— Start TEXT PROVIDED —
What future will Music Festivals have?

What future will Music Festivals have?

May 28, '20

This is a blog, about a podcast, about music festivals and mental health. Zac Fox has written some words discussed in this weeks podcast.

 

I am the Chief Operating Officer for the Kilimanjaro Group. We promote touring artists, large scale summer outdoor shows and festivals plus theatre work and west end musicals. I started in the industry in 1995 and for the past 12 years I have been responsible for the delivery of our high profile or large scale events including festivals Belladrum, Sonisphere, Wakestock, Kew the Music and Live at Chelsea and green field and stadium shows for Red Hot Chili Peppers, Stereophonics and Ed Sheeran. Prior to joining Kilimanjaro I also worked at several other festivals as a freelancer including Download, Wireless, Hyde Park Calling and Global Gathering,

 

We have a couple of different models where the festival industry is concerned. There are companies like ourselves, SJM, Live Nation etc who promote tours all year round and then festivals and outdoor shows in the summer and then there are those who just do specific festivals or even just the one festival.
— End TEXT PROVIDED —
— Start EXCERPTED RECORDS —
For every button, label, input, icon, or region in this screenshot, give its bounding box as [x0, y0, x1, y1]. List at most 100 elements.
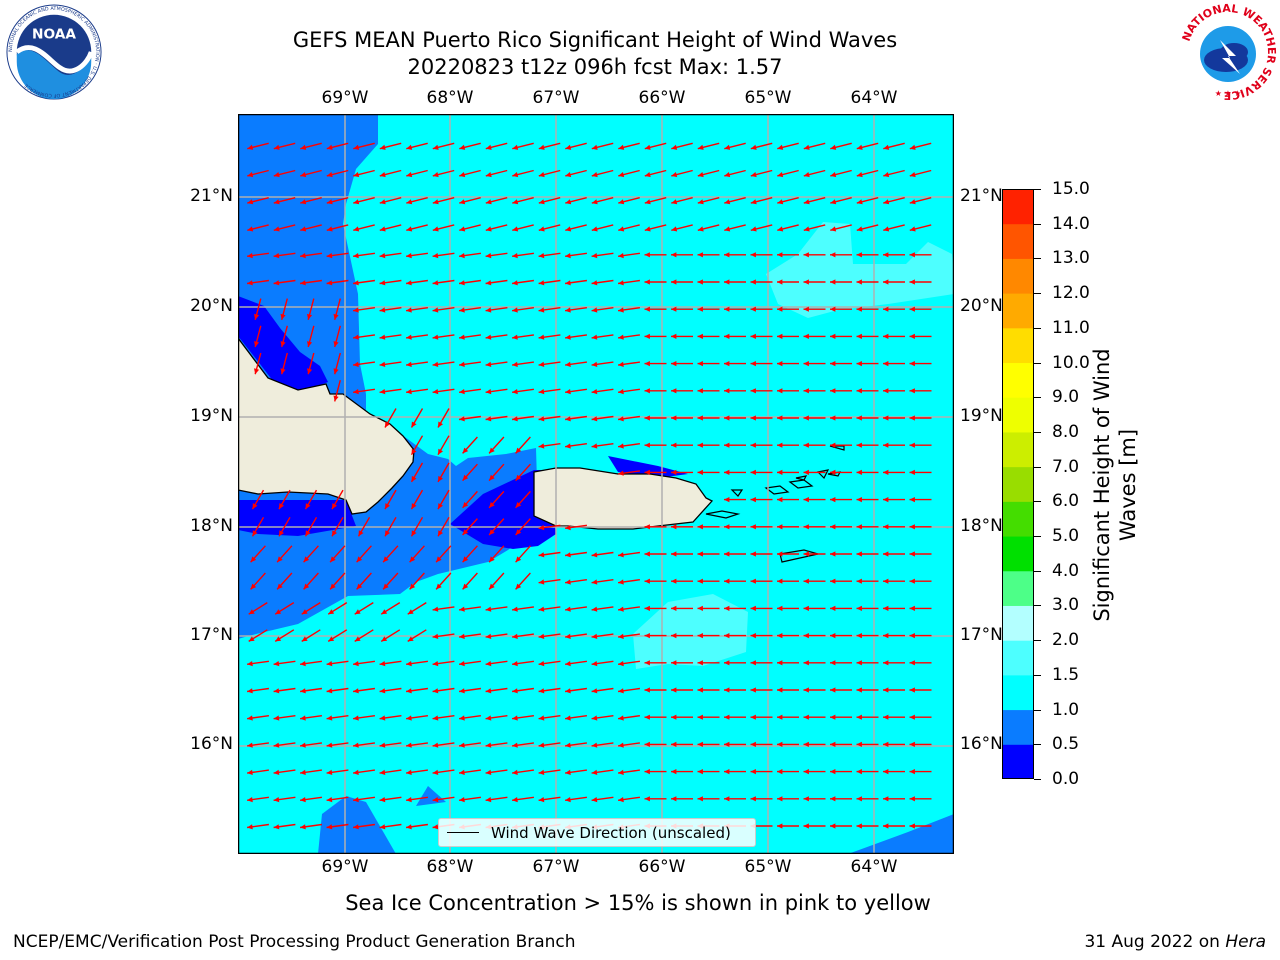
- colorbar-segment: [1002, 189, 1034, 225]
- wind-wave-arrowhead: [379, 661, 386, 667]
- wind-wave-arrowhead: [591, 769, 598, 775]
- wind-wave-arrowhead: [406, 824, 412, 830]
- wind-wave-arrowhead: [671, 551, 677, 557]
- wind-wave-arrowhead: [565, 226, 572, 232]
- wind-wave-arrowhead: [332, 503, 337, 510]
- colorbar-tick-mark: [1034, 431, 1041, 433]
- wind-wave-arrowhead: [538, 144, 545, 150]
- wind-wave-arrowhead: [724, 714, 730, 720]
- colorbar-segment: [1002, 605, 1034, 641]
- wind-wave-arrowhead: [273, 172, 280, 178]
- wind-wave-arrowhead: [591, 688, 598, 694]
- wind-wave-arrowhead: [671, 796, 677, 802]
- lat-label: 17°N: [960, 625, 1003, 645]
- wind-wave-arrowhead: [591, 715, 598, 721]
- wind-wave-arrowhead: [803, 306, 809, 312]
- wind-wave-arrowhead: [750, 769, 756, 775]
- wind-wave-arrowhead: [353, 715, 359, 721]
- colorbar-segment: [1002, 466, 1034, 502]
- wind-wave-arrowhead: [671, 524, 677, 530]
- wind-wave-arrowhead: [644, 469, 650, 475]
- wind-wave-arrowhead: [750, 226, 757, 232]
- wind-wave-arrowhead: [459, 606, 465, 612]
- colorbar-tick-mark: [1034, 744, 1041, 746]
- wind-wave-arrowhead: [830, 469, 836, 475]
- wind-wave-arrowhead: [485, 144, 492, 150]
- wind-wave-arrowhead: [644, 226, 651, 232]
- wind-wave-arrowhead: [883, 605, 889, 611]
- wind-wave-arrowhead: [379, 199, 386, 205]
- wind-wave-arrowhead: [432, 253, 439, 259]
- wind-wave-arrowhead: [750, 306, 756, 312]
- wind-wave-arrowhead: [538, 742, 545, 748]
- colorbar-segment: [1002, 397, 1034, 433]
- wind-wave-arrowhead: [591, 226, 598, 232]
- wind-wave-arrowhead: [724, 769, 730, 775]
- colorbar-tick-label: 9.0: [1052, 387, 1080, 408]
- colorbar-tick-label: 7.0: [1052, 456, 1080, 477]
- colorbar-tick-label: 2.0: [1052, 630, 1080, 651]
- wind-wave-arrowhead: [830, 199, 837, 205]
- wind-wave-arrowhead: [909, 226, 916, 232]
- wind-wave-arrowhead: [406, 715, 412, 721]
- wind-wave-arrowhead: [247, 226, 254, 232]
- wind-wave-arrowhead: [462, 447, 469, 454]
- wind-wave-arrowhead: [777, 741, 783, 747]
- wind-wave-arrowhead: [411, 475, 417, 482]
- wind-wave-arrowhead: [803, 633, 809, 639]
- wind-wave-arrowhead: [856, 823, 862, 829]
- wave-zone-0-0.5-mona-passage: [450, 470, 556, 549]
- colorbar-segment: [1002, 293, 1034, 329]
- colorbar-tick-label: 13.0: [1052, 248, 1090, 269]
- wind-wave-arrowhead: [565, 416, 571, 422]
- wind-wave-arrowhead: [409, 583, 416, 590]
- wind-wave-arrowhead: [909, 144, 916, 150]
- wind-wave-arrowhead: [909, 687, 915, 693]
- wind-wave-arrowhead: [830, 279, 836, 285]
- wind-wave-arrowhead: [883, 172, 890, 178]
- wind-wave-arrowhead: [671, 442, 677, 448]
- wind-wave-arrowhead: [697, 633, 703, 639]
- wind-wave-arrowhead: [485, 797, 492, 803]
- wind-wave-arrowhead: [300, 715, 306, 721]
- wind-wave-arrowhead: [432, 280, 439, 286]
- colorbar-tick-mark: [1034, 640, 1041, 642]
- wind-wave-arrowhead: [591, 280, 598, 286]
- wind-wave-arrowhead: [750, 741, 756, 747]
- lat-label: 20°N: [960, 296, 1003, 316]
- wind-wave-arrowhead: [406, 361, 412, 367]
- wind-wave-arrowhead: [724, 252, 730, 258]
- wind-wave-arrowhead: [724, 469, 730, 475]
- wind-wave-arrowhead: [697, 714, 703, 720]
- wind-wave-arrowhead: [644, 633, 650, 639]
- wind-wave-arrowhead: [724, 687, 730, 693]
- wind-wave-arrowhead: [697, 660, 703, 666]
- wind-wave-arrowhead: [750, 524, 756, 530]
- wind-wave-arrowhead: [462, 529, 469, 535]
- wind-wave-arrowhead: [379, 742, 386, 748]
- wind-wave-arrowhead: [644, 415, 650, 421]
- wind-wave-arrowhead: [644, 714, 650, 720]
- wind-wave-arrowhead: [856, 741, 862, 747]
- wind-wave-arrowhead: [385, 530, 390, 537]
- wind-wave-arrowhead: [644, 333, 650, 339]
- wind-wave-arrowhead: [565, 552, 571, 558]
- colorbar-tick-mark: [1034, 327, 1041, 329]
- wind-wave-arrowhead: [307, 313, 313, 320]
- wind-wave-arrowhead: [379, 144, 386, 150]
- wind-wave-arrowhead: [724, 442, 730, 448]
- wind-wave-arrowhead: [353, 769, 359, 775]
- wind-wave-arrowhead: [856, 306, 862, 312]
- wind-wave-arrowhead: [332, 530, 337, 537]
- wind-wave-arrowhead: [406, 742, 412, 748]
- wind-wave-arrowhead: [353, 172, 360, 178]
- wind-wave-arrowhead: [538, 226, 545, 232]
- wind-wave-arrowhead: [538, 307, 545, 313]
- wind-wave-arrowhead: [724, 172, 731, 178]
- wind-wave-arrowhead: [750, 469, 756, 475]
- wind-wave-arrowhead: [432, 226, 439, 232]
- wind-wave-arrowhead: [247, 797, 253, 803]
- wind-wave-arrowhead: [462, 502, 469, 508]
- wind-wave-arrowhead: [671, 578, 677, 584]
- wind-wave-arrowhead: [883, 388, 889, 394]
— End EXCERPTED RECORDS —
:: WHAT YOU NEED TO DO ::
1) Decide whether each statement agrees with the music festivals blog post: (a) The writer began working in the industry in 1995. (b) The writer worked at Download as a Kilimanjaro employee. (c) The Kilimanjaro Group promotes only festivals. Answer yes or no for each, quoting the words from the post that decide it.
2) Reproduce the part of the music festivals blog post starting at "We have a couple" and ending at "the one festival.".

:: TASK RESULTS ::
1)
(a) Yes: "I started in the industry in 1995"
(b) No: "Prior to joining Kilimanjaro I also worked at several other festivals as a freelancer including Download"
(c) No: "We promote touring artists, large scale summer outdoor shows and festivals plus theatre work and west end musicals."

2)
We have a couple of different models where the festival industry is concerned. There are companies like ourselves, SJM, Live Nation etc who promote tours all year round and then festivals and outdoor shows in the summer and then there are those who just do specific festivals or even just the one festival.